Saved entries
—————

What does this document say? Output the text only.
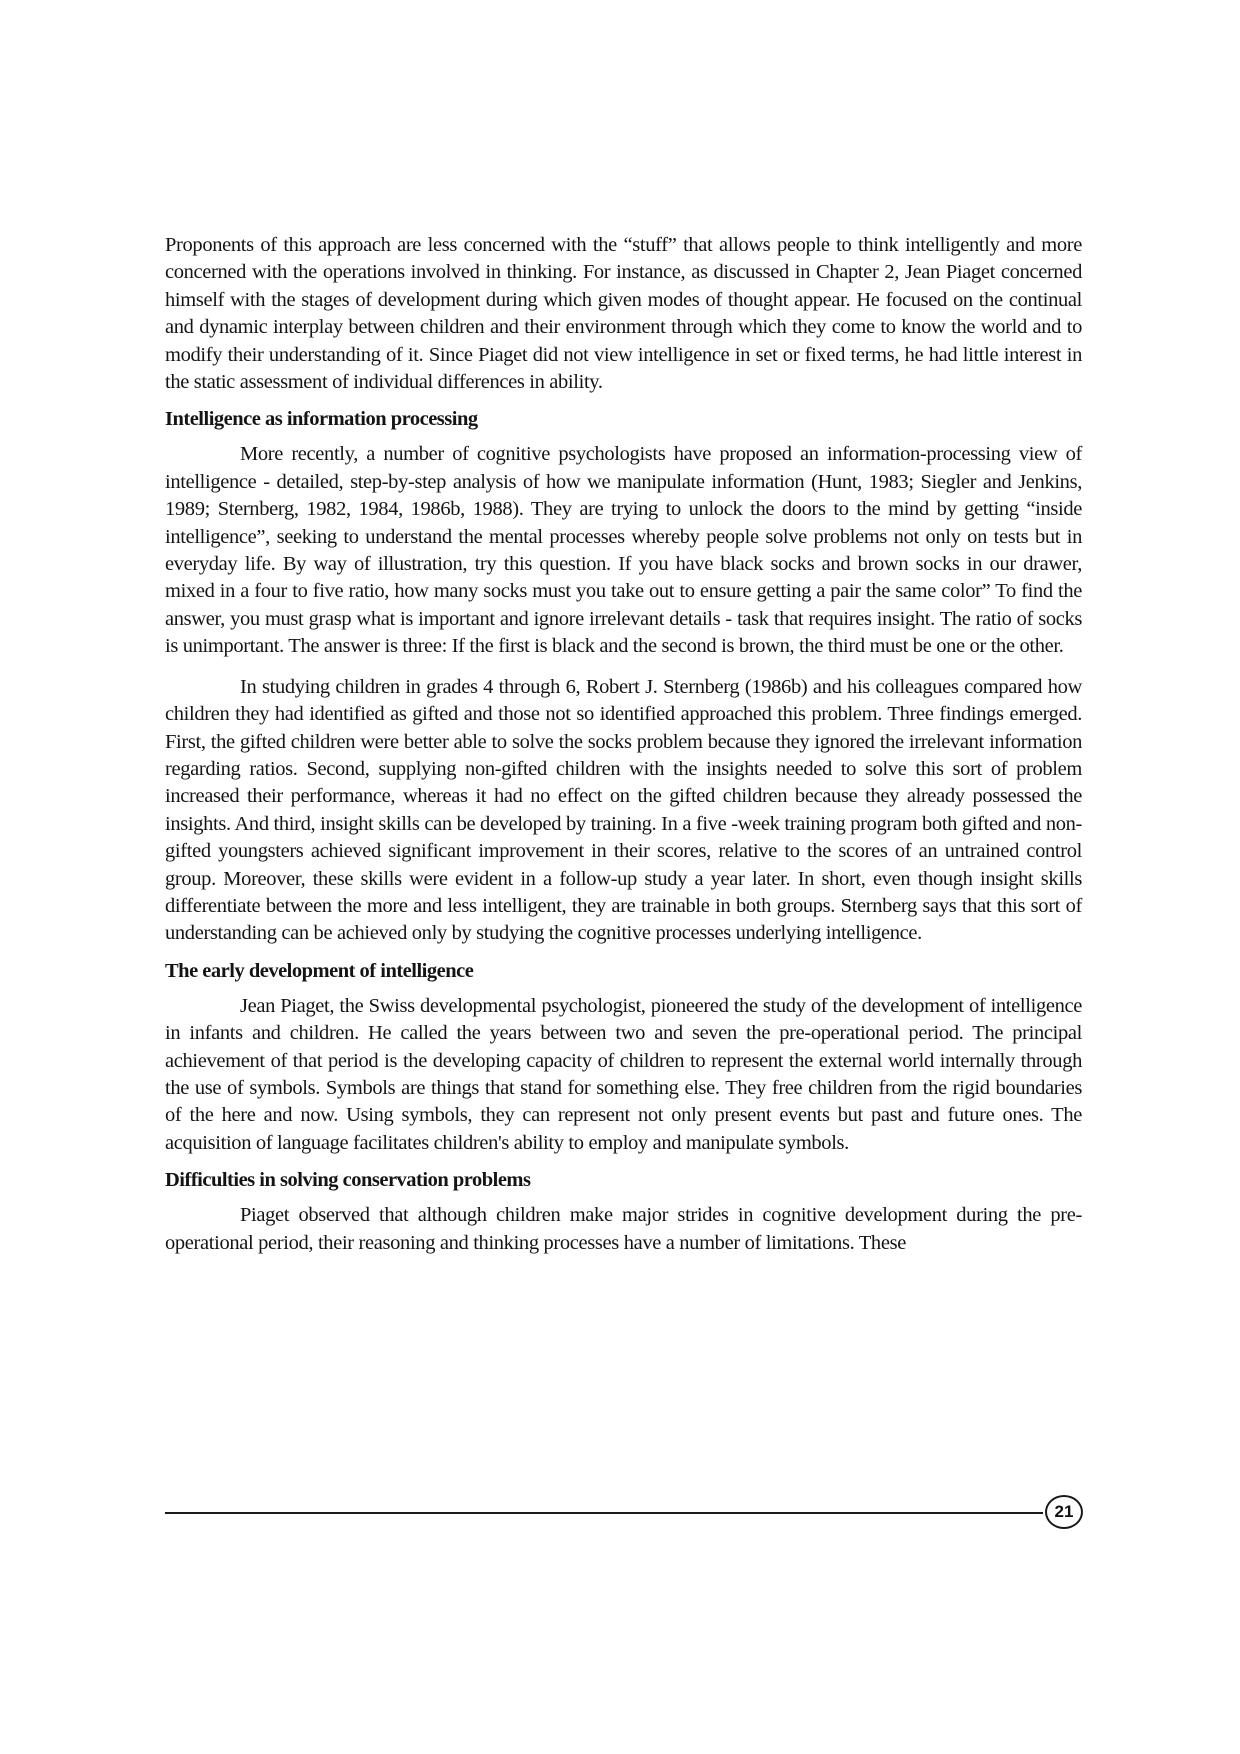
Proponents of this approach are less concerned with the “stuff” that allows people to think intelligently and more concerned with the operations involved in thinking. For instance, as discussed in Chapter 2, Jean Piaget concerned himself with the stages of development during which given modes of thought appear. He focused on the continual and dynamic interplay between children and their environment through which they come to know the world and to modify their understanding of it. Since Piaget did not view intelligence in set or fixed terms, he had little interest in the static assessment of individual differences in ability.

Intelligence as information processing

More recently, a number of cognitive psychologists have proposed an information-processing view of intelligence - detailed, step-by-step analysis of how we manipulate information (Hunt, 1983; Siegler and Jenkins, 1989; Sternberg, 1982, 1984, 1986b, 1988). They are trying to unlock the doors to the mind by getting “inside intelligence”, seeking to understand the mental processes whereby people solve problems not only on tests but in everyday life. By way of illustration, try this question. If you have black socks and brown socks in our drawer, mixed in a four to five ratio, how many socks must you take out to ensure getting a pair the same color” To find the answer, you must grasp what is important and ignore irrelevant details - task that requires insight. The ratio of socks is unimportant. The answer is three: If the first is black and the second is brown, the third must be one or the other.

In studying children in grades 4 through 6, Robert J. Sternberg (1986b) and his colleagues compared how children they had identified as gifted and those not so identified approached this problem. Three findings emerged. First, the gifted children were better able to solve the socks problem because they ignored the irrelevant information regarding ratios. Second, supplying non-gifted children with the insights needed to solve this sort of problem increased their performance, whereas it had no effect on the gifted children because they already possessed the insights. And third, insight skills can be developed by training. In a five -week training program both gifted and non-gifted youngsters achieved significant improvement in their scores, relative to the scores of an untrained control group. Moreover, these skills were evident in a follow-up study a year later. In short, even though insight skills differentiate between the more and less intelligent, they are trainable in both groups. Sternberg says that this sort of understanding can be achieved only by studying the cognitive processes underlying intelligence.

The early development of intelligence

Jean Piaget, the Swiss developmental psychologist, pioneered the study of the development of intelligence in infants and children. He called the years between two and seven the pre-operational period. The principal achievement of that period is the developing capacity of children to represent the external world internally through the use of symbols. Symbols are things that stand for something else. They free children from the rigid boundaries of the here and now. Using symbols, they can represent not only present events but past and future ones. The acquisition of language facilitates children's ability to employ and manipulate symbols.

Difficulties in solving conservation problems

Piaget observed that although children make major strides in cognitive development during the pre-operational period, their reasoning and thinking processes have a number of limitations. These

21
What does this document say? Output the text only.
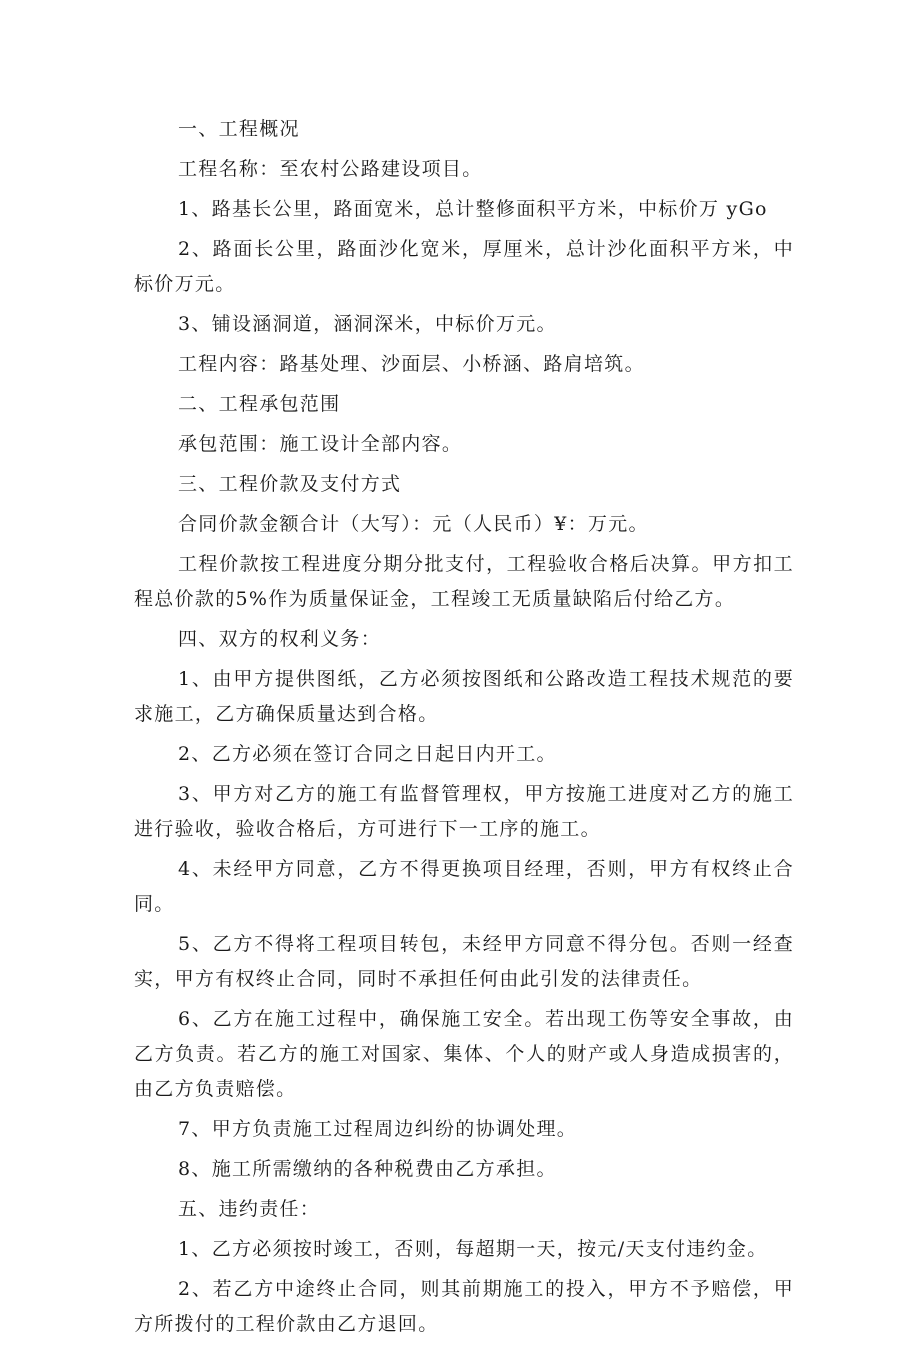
一、工程概况

工程名称：至农村公路建设项目。

1、路基长公里，路面宽米，总计整修面积平方米，中标价万 yGo

2、路面长公里，路面沙化宽米，厚厘米，总计沙化面积平方米，中标价万元。

3、铺设涵洞道，涵洞深米，中标价万元。

工程内容：路基处理、沙面层、小桥涵、路肩培筑。

二、工程承包范围

承包范围：施工设计全部内容。

三、工程价款及支付方式

合同价款金额合计（大写）：元（人民币）¥：万元。

工程价款按工程进度分期分批支付，工程验收合格后决算。甲方扣工程总价款的5%作为质量保证金，工程竣工无质量缺陷后付给乙方。

四、双方的权利义务：

1、由甲方提供图纸，乙方必须按图纸和公路改造工程技术规范的要求施工，乙方确保质量达到合格。

2、乙方必须在签订合同之日起日内开工。

3、甲方对乙方的施工有监督管理权，甲方按施工进度对乙方的施工进行验收，验收合格后，方可进行下一工序的施工。

4、未经甲方同意，乙方不得更换项目经理，否则，甲方有权终止合同。

5、乙方不得将工程项目转包，未经甲方同意不得分包。否则一经查实，甲方有权终止合同，同时不承担任何由此引发的法律责任。

6、乙方在施工过程中，确保施工安全。若出现工伤等安全事故，由乙方负责。若乙方的施工对国家、集体、个人的财产或人身造成损害的，由乙方负责赔偿。

7、甲方负责施工过程周边纠纷的协调处理。

8、施工所需缴纳的各种税费由乙方承担。

五、违约责任：

1、乙方必须按时竣工，否则，每超期一天，按元/天支付违约金。

2、若乙方中途终止合同，则其前期施工的投入，甲方不予赔偿，甲方所拨付的工程价款由乙方退回。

—————

PROBLEM TO SOLVE
Without including the pictures, return each record above exactly as it stands.

SOLUTION TO THE PROBLEM
What does this document say? Output the text only.
Proponents of this approach are less concerned with the “stuff” that allows people to think intelligently and more concerned with the operations involved in thinking. For instance, as discussed in Chapter 2, Jean Piaget concerned himself with the stages of development during which given modes of thought appear. He focused on the continual and dynamic interplay between children and their environment through which they come to know the world and to modify their understanding of it. Since Piaget did not view intelligence in set or fixed terms, he had little interest in the static assessment of individual differences in ability.

Intelligence as information processing

More recently, a number of cognitive psychologists have proposed an information-processing view of intelligence - detailed, step-by-step analysis of how we manipulate information (Hunt, 1983; Siegler and Jenkins, 1989; Sternberg, 1982, 1984, 1986b, 1988). They are trying to unlock the doors to the mind by getting “inside intelligence”, seeking to understand the mental processes whereby people solve problems not only on tests but in everyday life. By way of illustration, try this question. If you have black socks and brown socks in our drawer, mixed in a four to five ratio, how many socks must you take out to ensure getting a pair the same color” To find the answer, you must grasp what is important and ignore irrelevant details - task that requires insight. The ratio of socks is unimportant. The answer is three: If the first is black and the second is brown, the third must be one or the other.

In studying children in grades 4 through 6, Robert J. Sternberg (1986b) and his colleagues compared how children they had identified as gifted and those not so identified approached this problem. Three findings emerged. First, the gifted children were better able to solve the socks problem because they ignored the irrelevant information regarding ratios. Second, supplying non-gifted children with the insights needed to solve this sort of problem increased their performance, whereas it had no effect on the gifted children because they already possessed the insights. And third, insight skills can be developed by training. In a five -week training program both gifted and non-gifted youngsters achieved significant improvement in their scores, relative to the scores of an untrained control group. Moreover, these skills were evident in a follow-up study a year later. In short, even though insight skills differentiate between the more and less intelligent, they are trainable in both groups. Sternberg says that this sort of understanding can be achieved only by studying the cognitive processes underlying intelligence.

The early development of intelligence

Jean Piaget, the Swiss developmental psychologist, pioneered the study of the development of intelligence in infants and children. He called the years between two and seven the pre-operational period. The principal achievement of that period is the developing capacity of children to represent the external world internally through the use of symbols. Symbols are things that stand for something else. They free children from the rigid boundaries of the here and now. Using symbols, they can represent not only present events but past and future ones. The acquisition of language facilitates children's ability to employ and manipulate symbols.

Difficulties in solving conservation problems

Piaget observed that although children make major strides in cognitive development during the pre-operational period, their reasoning and thinking processes have a number of limitations. These

21
What does this document say? Output the text only.
一、工程概况

工程名称：至农村公路建设项目。

1、路基长公里，路面宽米，总计整修面积平方米，中标价万 yGo

2、路面长公里，路面沙化宽米，厚厘米，总计沙化面积平方米，中标价万元。

3、铺设涵洞道，涵洞深米，中标价万元。

工程内容：路基处理、沙面层、小桥涵、路肩培筑。

二、工程承包范围

承包范围：施工设计全部内容。

三、工程价款及支付方式

合同价款金额合计（大写）：元（人民币）¥：万元。

工程价款按工程进度分期分批支付，工程验收合格后决算。甲方扣工程总价款的5%作为质量保证金，工程竣工无质量缺陷后付给乙方。

四、双方的权利义务：

1、由甲方提供图纸，乙方必须按图纸和公路改造工程技术规范的要求施工，乙方确保质量达到合格。

2、乙方必须在签订合同之日起日内开工。

3、甲方对乙方的施工有监督管理权，甲方按施工进度对乙方的施工进行验收，验收合格后，方可进行下一工序的施工。

4、未经甲方同意，乙方不得更换项目经理，否则，甲方有权终止合同。

5、乙方不得将工程项目转包，未经甲方同意不得分包。否则一经查实，甲方有权终止合同，同时不承担任何由此引发的法律责任。

6、乙方在施工过程中，确保施工安全。若出现工伤等安全事故，由乙方负责。若乙方的施工对国家、集体、个人的财产或人身造成损害的，由乙方负责赔偿。

7、甲方负责施工过程周边纠纷的协调处理。

8、施工所需缴纳的各种税费由乙方承担。

五、违约责任：

1、乙方必须按时竣工，否则，每超期一天，按元/天支付违约金。

2、若乙方中途终止合同，则其前期施工的投入，甲方不予赔偿，甲方所拨付的工程价款由乙方退回。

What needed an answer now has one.